> _Document extract_
BEGIN

Just noticed Warren -- there's two of my post.

This is one of the few times we don't have to say "Sorry about the double post folks"...

... because you did it! :)

------------------------------

And are you saying... you are OK with the methodology of using the indirect questions asked of younger teens etc as an accurate measure of sexual orientation?

(ie the stable adult S.O.?)

Given you've claimed elsewhere that even a direct "I am 100% gay" response by a young person is not something that should be believed/accepted without reservation ... the guidelines as one place for example ... this does seem rather curious of you.
 
No, of course those who report SSA would be the group to generalize to. However, I think most people would recognize SSA first and then through some behavioral path eventually end up at a gay identity. Bearman and Bruckner do note that their study does rule out the possibility that there might be genetic/hormonal factors that provide the push toward behavior and later identification. I do not disagree with this. We have been calculating predictions of variance from the various biological factors that might predict adult SO and have found nothing that predicts more than 8% of the variance (X chromosome skewing of women with two sons predicts 8% of why their sons SO). The birth order effect only predicts about .25 - 5%, depending on the sample and question asked. Gender nonconformity predicts 15-40% again depending on the sample.

END

> _Exercise goal_
Reproduce the whole forum reply about measuring sexual orientation, word for word and unchanged.

> _Records_
BEGIN

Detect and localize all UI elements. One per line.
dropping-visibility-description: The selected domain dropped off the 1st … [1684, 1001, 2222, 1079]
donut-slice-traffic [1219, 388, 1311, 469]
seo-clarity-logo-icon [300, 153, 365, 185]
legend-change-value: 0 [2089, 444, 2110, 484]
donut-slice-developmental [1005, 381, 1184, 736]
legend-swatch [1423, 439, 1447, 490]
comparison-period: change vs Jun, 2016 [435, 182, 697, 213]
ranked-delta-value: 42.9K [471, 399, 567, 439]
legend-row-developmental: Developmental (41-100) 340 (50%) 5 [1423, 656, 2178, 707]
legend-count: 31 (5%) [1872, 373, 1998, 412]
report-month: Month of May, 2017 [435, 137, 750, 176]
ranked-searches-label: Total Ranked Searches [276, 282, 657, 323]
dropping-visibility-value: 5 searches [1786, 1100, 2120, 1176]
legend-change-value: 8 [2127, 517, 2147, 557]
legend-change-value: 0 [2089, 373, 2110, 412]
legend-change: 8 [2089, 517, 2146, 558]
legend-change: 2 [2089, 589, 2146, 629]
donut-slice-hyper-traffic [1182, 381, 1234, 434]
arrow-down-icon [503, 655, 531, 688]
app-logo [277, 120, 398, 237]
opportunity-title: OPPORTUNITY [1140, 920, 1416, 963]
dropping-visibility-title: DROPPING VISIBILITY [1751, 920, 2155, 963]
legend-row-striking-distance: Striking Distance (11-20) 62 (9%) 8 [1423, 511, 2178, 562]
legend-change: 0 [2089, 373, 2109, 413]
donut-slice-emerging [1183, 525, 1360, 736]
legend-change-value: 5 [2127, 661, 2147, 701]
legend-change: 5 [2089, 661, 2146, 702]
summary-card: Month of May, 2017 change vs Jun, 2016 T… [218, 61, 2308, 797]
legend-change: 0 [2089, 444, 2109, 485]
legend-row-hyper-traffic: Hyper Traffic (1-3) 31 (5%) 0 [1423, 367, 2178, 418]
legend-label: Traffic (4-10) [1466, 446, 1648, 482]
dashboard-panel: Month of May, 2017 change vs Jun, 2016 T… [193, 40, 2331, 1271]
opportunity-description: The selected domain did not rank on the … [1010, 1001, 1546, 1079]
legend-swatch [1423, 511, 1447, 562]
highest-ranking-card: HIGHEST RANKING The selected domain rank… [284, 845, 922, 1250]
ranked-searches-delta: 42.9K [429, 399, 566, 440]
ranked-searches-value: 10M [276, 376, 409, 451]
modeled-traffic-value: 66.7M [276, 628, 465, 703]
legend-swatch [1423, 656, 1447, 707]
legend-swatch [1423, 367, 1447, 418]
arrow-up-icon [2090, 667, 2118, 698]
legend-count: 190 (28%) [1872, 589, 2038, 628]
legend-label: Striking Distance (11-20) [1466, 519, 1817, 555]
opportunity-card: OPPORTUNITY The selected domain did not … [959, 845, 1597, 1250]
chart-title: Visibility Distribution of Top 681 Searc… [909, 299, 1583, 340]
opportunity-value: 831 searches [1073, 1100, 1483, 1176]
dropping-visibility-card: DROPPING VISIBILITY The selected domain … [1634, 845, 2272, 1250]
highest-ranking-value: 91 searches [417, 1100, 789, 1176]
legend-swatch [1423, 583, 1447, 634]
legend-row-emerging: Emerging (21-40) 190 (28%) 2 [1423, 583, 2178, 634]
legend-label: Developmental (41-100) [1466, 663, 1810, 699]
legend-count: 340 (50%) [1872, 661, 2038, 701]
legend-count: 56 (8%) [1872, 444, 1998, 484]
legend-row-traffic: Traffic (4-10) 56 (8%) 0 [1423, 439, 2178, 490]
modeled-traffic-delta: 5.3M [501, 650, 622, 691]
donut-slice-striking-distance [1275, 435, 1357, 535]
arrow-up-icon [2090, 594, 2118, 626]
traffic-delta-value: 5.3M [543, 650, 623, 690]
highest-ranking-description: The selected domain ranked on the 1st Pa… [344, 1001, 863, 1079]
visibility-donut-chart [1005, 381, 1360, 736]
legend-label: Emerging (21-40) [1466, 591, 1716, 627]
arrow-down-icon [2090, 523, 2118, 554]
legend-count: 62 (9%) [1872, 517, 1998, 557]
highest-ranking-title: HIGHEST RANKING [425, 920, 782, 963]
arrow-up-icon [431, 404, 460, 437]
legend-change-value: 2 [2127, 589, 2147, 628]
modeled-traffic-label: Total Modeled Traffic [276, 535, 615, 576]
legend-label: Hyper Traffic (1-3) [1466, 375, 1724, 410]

END

> _Solution to the exercise_
Just noticed Warren -- there's two of my post.

This is one of the few times we don't have to say "Sorry about the double post folks"...

... because you did it! :)

------------------------------

And are you saying... you are OK with the methodology of using the indirect questions asked of younger teens etc as an accurate measure of sexual orientation?

(ie the stable adult S.O.?)

Given you've claimed elsewhere that even a direct "I am 100% gay" response by a young person is not something that should be believed/accepted without reservation ... the guidelines as one place for example ... this does seem rather curious of you.
 
No, of course those who report SSA would be the group to generalize to. However, I think most people would recognize SSA first and then through some behavioral path eventually end up at a gay identity. Bearman and Bruckner do note that their study does rule out the possibility that there might be genetic/hormonal factors that provide the push toward behavior and later identification. I do not disagree with this. We have been calculating predictions of variance from the various biological factors that might predict adult SO and have found nothing that predicts more than 8% of the variance (X chromosome skewing of women with two sons predicts 8% of why their sons SO). The birth order effect only predicts about .25 - 5%, depending on the sample and question asked. Gender nonconformity predicts 15-40% again depending on the sample.